## BEGIN Provided data
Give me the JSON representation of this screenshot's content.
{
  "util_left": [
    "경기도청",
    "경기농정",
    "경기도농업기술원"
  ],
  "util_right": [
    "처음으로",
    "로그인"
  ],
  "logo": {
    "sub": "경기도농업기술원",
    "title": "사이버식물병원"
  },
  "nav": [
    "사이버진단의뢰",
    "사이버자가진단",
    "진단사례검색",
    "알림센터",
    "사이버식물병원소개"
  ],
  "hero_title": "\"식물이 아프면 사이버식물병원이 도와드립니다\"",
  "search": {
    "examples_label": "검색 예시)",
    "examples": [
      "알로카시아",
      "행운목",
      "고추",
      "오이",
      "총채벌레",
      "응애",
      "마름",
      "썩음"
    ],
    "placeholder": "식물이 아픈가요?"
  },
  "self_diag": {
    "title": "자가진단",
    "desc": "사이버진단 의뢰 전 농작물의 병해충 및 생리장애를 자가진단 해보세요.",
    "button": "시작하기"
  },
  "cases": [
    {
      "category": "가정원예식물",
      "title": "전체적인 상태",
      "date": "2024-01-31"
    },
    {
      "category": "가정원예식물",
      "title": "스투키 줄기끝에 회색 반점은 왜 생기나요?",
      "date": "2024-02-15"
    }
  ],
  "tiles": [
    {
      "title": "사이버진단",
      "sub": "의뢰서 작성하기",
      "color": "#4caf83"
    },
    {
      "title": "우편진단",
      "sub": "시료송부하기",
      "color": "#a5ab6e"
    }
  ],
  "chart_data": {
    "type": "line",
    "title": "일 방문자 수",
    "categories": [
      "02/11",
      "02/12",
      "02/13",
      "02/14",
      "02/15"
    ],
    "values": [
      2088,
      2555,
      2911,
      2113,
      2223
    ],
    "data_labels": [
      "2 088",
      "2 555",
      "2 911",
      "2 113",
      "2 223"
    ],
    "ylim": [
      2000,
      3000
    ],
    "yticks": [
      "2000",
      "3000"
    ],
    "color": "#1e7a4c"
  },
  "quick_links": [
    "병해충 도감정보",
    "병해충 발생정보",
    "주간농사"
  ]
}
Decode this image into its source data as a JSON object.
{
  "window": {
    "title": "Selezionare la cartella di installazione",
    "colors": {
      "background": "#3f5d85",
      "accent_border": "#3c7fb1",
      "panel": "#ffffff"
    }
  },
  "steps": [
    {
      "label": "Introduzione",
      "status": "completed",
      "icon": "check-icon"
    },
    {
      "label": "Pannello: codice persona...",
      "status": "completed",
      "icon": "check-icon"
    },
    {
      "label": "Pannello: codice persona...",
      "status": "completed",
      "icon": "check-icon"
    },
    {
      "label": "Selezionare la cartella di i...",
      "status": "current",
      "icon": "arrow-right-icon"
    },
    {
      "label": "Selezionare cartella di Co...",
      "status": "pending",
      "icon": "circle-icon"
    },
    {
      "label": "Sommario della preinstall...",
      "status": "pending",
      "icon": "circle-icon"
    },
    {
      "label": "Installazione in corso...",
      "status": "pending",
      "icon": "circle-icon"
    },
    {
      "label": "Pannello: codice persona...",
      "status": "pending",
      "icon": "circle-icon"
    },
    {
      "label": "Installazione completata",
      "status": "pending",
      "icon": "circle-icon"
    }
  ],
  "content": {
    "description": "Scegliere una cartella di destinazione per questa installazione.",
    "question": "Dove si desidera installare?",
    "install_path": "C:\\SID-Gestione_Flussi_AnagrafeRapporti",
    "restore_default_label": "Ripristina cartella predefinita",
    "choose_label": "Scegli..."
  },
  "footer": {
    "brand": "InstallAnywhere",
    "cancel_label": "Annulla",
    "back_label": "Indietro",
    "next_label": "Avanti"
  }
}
## END Provided data
• What you will do: From the line containing "Decode this image" down to the final line of the data, write out every line exactly; both the first and last of these belong in your answer, and nothing else does.

• Result of the exercise:
Decode this image into its source data as a JSON object.
{
  "window": {
    "title": "Selezionare la cartella di installazione",
    "colors": {
      "background": "#3f5d85",
      "accent_border": "#3c7fb1",
      "panel": "#ffffff"
    }
  },
  "steps": [
    {
      "label": "Introduzione",
      "status": "completed",
      "icon": "check-icon"
    },
    {
      "label": "Pannello: codice persona...",
      "status": "completed",
      "icon": "check-icon"
    },
    {
      "label": "Pannello: codice persona...",
      "status": "completed",
      "icon": "check-icon"
    },
    {
      "label": "Selezionare la cartella di i...",
      "status": "current",
      "icon": "arrow-right-icon"
    },
    {
      "label": "Selezionare cartella di Co...",
      "status": "pending",
      "icon": "circle-icon"
    },
    {
      "label": "Sommario della preinstall...",
      "status": "pending",
      "icon": "circle-icon"
    },
    {
      "label": "Installazione in corso...",
      "status": "pending",
      "icon": "circle-icon"
    },
    {
      "label": "Pannello: codice persona...",
      "status": "pending",
      "icon": "circle-icon"
    },
    {
      "label": "Installazione completata",
      "status": "pending",
      "icon": "circle-icon"
    }
  ],
  "content": {
    "description": "Scegliere una cartella di destinazione per questa installazione.",
    "question": "Dove si desidera installare?",
    "install_path": "C:\\SID-Gestione_Flussi_AnagrafeRapporti",
    "restore_default_label": "Ripristina cartella predefinita",
    "choose_label": "Scegli..."
  },
  "footer": {
    "brand": "InstallAnywhere",
    "cancel_label": "Annulla",
    "back_label": "Indietro",
    "next_label": "Avanti"
  }
}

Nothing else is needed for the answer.